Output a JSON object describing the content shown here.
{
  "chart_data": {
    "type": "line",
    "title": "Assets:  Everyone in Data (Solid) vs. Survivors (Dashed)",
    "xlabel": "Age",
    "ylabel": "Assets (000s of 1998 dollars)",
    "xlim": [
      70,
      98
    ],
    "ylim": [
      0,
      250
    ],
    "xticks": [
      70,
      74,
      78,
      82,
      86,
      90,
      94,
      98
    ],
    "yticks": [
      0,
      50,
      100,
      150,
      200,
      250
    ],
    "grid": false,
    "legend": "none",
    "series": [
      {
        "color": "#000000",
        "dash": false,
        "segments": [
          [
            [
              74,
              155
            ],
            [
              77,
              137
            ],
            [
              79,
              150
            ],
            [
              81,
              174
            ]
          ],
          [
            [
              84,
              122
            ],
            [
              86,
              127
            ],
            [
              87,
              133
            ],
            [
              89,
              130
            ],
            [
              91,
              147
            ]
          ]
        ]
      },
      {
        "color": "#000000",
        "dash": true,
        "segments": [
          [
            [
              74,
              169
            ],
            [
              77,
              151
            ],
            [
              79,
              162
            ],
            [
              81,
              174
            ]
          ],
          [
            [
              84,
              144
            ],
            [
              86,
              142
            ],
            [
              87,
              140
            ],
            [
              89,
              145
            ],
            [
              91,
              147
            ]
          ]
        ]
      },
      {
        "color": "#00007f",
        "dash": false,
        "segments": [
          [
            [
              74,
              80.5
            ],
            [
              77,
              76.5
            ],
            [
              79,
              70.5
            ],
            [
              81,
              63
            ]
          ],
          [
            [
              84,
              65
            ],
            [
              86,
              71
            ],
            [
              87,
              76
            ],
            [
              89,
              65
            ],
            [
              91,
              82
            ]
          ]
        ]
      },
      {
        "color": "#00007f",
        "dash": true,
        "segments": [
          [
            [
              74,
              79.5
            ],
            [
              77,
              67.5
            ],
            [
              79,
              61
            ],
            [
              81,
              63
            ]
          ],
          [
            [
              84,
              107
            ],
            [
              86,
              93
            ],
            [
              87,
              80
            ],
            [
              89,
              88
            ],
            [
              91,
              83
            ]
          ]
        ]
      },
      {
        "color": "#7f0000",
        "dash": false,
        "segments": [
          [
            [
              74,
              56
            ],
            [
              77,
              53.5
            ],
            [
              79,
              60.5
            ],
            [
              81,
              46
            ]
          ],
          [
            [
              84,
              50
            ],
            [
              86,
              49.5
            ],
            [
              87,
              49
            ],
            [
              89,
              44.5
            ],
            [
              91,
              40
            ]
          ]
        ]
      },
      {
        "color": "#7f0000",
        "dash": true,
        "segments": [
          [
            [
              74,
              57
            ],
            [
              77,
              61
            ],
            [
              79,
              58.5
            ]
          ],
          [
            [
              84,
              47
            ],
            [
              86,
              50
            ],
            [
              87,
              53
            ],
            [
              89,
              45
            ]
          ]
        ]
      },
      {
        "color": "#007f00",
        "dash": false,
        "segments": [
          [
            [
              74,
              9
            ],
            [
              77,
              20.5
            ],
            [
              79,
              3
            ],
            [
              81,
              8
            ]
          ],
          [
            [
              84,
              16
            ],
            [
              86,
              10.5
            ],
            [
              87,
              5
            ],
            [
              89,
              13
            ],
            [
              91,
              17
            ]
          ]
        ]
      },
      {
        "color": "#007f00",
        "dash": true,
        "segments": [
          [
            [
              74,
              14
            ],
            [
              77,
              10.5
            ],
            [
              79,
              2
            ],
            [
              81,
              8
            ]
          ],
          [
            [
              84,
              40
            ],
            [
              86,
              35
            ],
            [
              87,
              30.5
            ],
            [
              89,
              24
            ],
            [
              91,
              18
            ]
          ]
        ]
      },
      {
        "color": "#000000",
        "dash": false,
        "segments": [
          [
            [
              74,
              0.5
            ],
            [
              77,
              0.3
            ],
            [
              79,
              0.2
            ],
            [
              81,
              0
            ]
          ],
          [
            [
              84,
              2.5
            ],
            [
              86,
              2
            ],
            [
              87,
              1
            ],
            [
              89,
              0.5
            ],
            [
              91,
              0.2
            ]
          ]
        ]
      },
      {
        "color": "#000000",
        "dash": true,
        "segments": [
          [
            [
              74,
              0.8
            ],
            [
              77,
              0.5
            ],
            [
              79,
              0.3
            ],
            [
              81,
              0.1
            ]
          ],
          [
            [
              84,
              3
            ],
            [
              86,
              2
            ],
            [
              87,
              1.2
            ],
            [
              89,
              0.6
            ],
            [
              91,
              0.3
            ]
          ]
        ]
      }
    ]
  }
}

****

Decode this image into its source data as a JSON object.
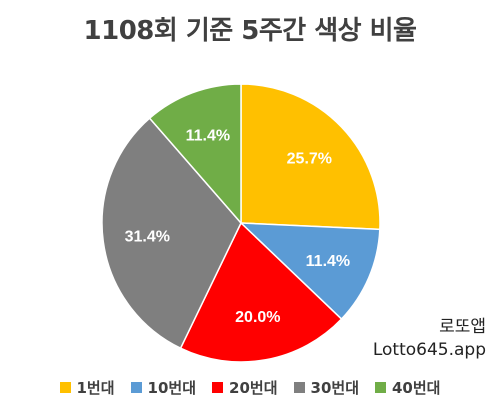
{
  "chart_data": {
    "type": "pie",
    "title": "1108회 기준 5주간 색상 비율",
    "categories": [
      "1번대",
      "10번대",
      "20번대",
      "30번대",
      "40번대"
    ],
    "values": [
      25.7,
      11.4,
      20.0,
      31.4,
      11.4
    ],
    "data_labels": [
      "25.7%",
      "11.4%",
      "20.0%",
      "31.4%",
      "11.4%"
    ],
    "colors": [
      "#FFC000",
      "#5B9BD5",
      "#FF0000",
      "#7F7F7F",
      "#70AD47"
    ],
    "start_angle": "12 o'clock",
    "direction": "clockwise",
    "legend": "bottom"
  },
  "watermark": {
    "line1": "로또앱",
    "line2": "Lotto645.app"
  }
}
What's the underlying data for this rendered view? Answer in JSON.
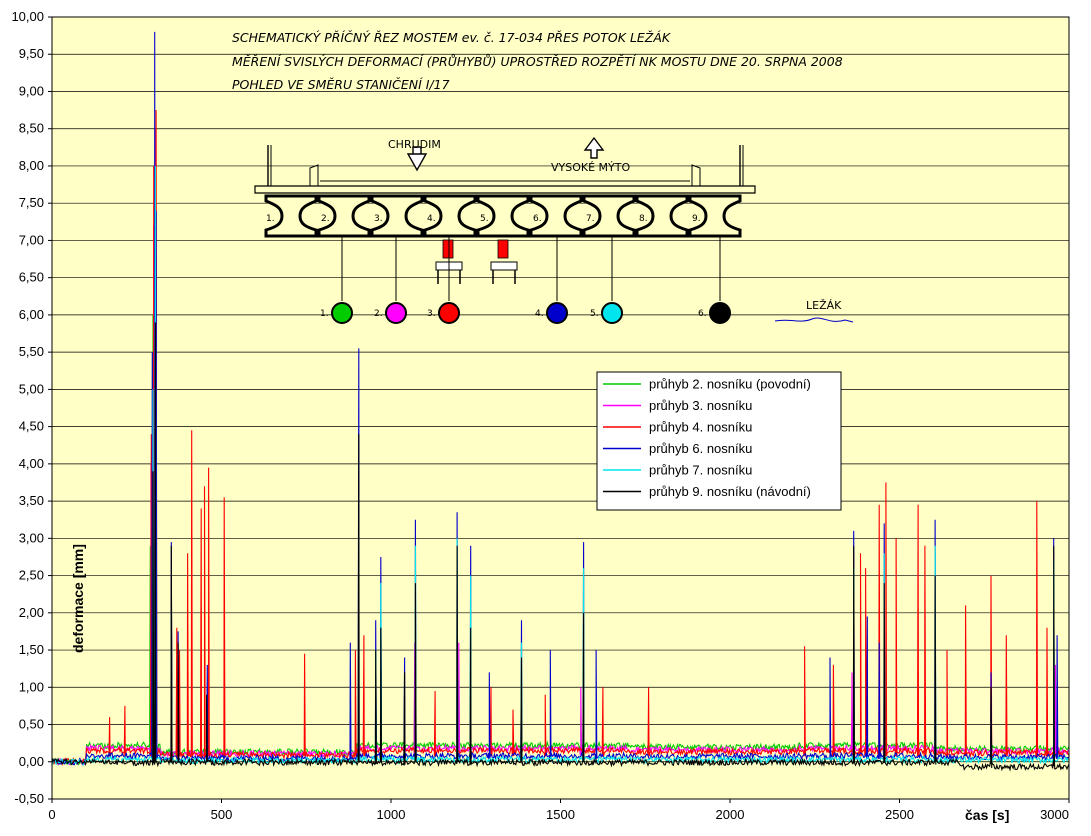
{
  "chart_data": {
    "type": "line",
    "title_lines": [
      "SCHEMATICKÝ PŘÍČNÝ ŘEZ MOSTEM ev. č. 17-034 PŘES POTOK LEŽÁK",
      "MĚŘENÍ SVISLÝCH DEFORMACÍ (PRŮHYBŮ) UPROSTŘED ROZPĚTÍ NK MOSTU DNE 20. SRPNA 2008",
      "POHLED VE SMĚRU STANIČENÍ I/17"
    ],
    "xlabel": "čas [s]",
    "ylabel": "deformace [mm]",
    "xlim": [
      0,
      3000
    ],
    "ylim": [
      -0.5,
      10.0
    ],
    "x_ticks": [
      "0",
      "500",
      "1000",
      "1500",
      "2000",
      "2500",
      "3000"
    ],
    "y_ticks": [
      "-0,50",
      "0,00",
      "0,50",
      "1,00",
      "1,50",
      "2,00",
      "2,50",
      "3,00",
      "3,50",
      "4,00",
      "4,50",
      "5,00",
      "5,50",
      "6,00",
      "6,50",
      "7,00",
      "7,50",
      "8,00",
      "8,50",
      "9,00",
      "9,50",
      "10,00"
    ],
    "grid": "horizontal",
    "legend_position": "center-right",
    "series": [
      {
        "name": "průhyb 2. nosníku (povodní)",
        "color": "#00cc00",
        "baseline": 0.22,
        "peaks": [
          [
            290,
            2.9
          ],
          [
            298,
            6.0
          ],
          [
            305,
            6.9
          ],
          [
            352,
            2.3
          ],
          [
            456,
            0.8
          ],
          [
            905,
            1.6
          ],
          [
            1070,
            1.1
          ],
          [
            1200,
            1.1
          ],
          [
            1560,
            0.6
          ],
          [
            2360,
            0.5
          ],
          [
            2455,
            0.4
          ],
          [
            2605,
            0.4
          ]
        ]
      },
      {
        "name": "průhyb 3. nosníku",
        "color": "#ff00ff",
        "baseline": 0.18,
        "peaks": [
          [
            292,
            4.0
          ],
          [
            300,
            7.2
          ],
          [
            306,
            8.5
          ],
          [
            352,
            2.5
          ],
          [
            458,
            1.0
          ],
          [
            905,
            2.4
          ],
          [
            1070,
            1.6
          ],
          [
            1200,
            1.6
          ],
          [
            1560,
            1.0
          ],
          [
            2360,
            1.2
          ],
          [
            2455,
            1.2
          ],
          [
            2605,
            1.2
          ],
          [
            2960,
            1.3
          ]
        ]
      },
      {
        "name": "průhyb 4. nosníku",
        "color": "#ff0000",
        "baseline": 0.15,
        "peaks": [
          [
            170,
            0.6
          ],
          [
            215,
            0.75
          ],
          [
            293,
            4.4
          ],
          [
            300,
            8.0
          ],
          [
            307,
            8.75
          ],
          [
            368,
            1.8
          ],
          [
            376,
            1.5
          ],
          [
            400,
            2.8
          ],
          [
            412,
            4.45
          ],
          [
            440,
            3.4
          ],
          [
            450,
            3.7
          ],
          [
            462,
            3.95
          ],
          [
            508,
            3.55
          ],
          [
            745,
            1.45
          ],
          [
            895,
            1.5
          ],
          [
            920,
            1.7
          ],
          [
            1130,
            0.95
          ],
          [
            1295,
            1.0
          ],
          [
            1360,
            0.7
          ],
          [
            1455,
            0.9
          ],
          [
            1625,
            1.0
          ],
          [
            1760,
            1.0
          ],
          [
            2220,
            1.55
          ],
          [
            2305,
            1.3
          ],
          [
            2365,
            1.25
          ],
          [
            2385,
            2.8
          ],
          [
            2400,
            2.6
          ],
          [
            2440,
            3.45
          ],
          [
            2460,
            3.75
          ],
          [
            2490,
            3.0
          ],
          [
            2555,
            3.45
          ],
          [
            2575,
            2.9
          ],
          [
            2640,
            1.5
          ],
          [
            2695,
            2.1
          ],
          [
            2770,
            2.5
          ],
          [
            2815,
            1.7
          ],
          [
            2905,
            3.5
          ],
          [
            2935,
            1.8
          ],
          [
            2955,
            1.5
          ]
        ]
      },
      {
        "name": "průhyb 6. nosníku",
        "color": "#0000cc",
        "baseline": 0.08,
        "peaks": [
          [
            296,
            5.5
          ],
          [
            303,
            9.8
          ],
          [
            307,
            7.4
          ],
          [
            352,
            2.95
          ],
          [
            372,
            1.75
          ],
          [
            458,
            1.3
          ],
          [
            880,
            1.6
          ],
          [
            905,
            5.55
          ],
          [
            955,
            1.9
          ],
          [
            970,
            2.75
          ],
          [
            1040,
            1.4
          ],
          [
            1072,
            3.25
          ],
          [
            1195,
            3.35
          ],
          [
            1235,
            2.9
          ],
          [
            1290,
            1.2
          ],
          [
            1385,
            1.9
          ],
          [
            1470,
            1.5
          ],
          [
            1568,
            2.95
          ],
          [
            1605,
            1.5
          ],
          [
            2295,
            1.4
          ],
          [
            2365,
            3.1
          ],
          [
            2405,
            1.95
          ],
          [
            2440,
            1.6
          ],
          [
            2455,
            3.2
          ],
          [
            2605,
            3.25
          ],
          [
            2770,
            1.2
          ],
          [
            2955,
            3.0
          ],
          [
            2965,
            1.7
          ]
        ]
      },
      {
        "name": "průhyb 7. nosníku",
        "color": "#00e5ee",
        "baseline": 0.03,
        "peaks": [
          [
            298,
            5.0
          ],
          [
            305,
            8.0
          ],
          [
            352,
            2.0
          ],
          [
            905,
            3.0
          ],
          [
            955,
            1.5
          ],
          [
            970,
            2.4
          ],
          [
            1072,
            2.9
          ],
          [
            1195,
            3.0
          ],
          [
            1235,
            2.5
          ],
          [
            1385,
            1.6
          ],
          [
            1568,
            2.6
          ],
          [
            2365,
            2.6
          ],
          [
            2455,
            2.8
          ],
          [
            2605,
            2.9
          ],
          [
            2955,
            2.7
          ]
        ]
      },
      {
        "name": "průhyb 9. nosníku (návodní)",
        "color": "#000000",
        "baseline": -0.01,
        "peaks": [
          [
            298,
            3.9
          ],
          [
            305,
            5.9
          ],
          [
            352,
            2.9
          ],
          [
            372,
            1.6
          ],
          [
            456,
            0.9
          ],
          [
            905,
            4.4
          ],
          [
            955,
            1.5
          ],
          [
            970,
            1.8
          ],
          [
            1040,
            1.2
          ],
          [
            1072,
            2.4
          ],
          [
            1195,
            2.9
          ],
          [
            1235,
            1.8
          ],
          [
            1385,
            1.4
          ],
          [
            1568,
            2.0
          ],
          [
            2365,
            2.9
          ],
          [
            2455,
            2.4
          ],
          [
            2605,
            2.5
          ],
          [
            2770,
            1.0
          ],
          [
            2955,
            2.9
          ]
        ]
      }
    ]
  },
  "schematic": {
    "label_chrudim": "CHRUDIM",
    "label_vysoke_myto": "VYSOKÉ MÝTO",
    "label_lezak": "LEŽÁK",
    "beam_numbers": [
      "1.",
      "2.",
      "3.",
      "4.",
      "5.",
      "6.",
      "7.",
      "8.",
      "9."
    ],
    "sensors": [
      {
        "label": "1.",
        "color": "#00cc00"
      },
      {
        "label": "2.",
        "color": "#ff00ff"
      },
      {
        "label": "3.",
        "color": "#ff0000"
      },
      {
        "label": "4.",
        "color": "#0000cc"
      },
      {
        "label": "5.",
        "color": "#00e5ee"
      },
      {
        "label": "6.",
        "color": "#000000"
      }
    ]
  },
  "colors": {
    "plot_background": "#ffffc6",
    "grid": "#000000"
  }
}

****

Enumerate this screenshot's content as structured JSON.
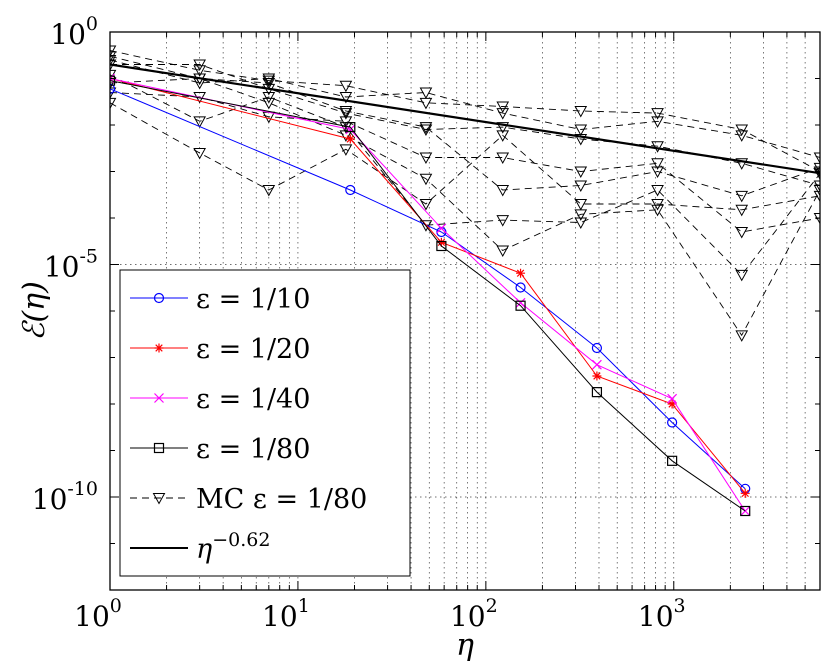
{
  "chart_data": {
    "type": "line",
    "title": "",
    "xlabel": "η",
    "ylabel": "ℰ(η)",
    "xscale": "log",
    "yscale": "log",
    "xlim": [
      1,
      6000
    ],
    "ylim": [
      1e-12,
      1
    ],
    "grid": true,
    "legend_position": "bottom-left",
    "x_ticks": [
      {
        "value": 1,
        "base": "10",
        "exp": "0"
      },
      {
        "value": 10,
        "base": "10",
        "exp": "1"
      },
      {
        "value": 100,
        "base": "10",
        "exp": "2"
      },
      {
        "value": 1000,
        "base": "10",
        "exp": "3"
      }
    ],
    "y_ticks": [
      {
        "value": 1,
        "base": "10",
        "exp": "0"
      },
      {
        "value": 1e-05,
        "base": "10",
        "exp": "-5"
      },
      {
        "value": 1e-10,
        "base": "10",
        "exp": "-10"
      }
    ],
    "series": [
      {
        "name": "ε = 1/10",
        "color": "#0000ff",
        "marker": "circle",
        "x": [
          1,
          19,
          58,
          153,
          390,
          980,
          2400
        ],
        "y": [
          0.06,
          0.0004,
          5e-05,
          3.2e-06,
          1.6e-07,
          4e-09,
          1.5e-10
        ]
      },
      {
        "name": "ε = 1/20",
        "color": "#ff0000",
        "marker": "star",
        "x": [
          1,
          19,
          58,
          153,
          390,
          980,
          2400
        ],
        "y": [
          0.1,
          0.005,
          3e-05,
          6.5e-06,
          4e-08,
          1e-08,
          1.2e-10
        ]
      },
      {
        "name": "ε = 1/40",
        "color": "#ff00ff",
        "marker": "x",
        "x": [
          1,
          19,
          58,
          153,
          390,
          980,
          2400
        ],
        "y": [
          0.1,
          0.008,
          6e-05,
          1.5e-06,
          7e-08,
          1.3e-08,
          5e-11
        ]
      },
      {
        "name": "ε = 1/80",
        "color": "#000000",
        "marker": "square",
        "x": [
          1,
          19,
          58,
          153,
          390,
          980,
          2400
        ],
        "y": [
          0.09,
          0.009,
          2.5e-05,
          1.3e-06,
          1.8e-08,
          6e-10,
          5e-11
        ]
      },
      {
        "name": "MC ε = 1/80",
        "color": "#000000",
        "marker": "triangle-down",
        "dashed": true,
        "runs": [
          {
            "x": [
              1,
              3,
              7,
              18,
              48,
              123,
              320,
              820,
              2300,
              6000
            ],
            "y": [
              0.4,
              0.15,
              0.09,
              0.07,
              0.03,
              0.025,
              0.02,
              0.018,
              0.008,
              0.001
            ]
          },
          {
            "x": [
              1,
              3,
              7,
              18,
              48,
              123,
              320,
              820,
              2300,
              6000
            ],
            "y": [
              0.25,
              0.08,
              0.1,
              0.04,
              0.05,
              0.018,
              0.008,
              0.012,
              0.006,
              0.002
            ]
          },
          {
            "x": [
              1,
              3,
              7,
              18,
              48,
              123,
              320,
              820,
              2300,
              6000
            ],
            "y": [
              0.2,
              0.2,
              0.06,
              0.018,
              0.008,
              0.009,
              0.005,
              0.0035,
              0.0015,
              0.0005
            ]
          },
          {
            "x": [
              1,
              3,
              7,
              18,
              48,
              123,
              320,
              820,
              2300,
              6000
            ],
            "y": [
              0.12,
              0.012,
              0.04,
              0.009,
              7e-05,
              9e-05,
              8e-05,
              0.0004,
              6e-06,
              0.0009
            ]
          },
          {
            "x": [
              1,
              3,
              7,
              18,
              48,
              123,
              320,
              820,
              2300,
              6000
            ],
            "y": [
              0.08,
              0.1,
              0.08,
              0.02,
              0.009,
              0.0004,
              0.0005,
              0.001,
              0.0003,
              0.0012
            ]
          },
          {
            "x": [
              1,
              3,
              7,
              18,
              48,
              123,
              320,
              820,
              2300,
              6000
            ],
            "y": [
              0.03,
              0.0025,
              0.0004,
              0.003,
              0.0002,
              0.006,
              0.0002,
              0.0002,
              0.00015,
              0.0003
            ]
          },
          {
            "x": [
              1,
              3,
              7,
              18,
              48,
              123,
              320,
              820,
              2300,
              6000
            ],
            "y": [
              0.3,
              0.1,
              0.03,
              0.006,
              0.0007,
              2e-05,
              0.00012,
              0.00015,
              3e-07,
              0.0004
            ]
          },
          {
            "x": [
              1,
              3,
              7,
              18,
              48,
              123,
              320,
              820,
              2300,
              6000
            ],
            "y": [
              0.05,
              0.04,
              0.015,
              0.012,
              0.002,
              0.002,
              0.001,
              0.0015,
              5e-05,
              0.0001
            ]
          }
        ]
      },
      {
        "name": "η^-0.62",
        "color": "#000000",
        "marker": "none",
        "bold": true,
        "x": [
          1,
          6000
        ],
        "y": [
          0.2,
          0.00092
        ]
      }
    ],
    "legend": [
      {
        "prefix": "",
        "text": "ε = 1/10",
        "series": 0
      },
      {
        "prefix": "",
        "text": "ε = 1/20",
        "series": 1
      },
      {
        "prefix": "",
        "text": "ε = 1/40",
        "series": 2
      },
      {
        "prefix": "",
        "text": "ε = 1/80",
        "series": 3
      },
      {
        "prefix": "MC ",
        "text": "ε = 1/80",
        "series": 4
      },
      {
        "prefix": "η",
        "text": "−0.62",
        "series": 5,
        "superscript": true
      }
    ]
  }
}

****

* [Exercise task]:
Scan the lines above for "content", then copy every one that has it.

* [Final result]:
Output a JSON object describing the content shown here.
Enumerate this screenshot's content as structured JSON.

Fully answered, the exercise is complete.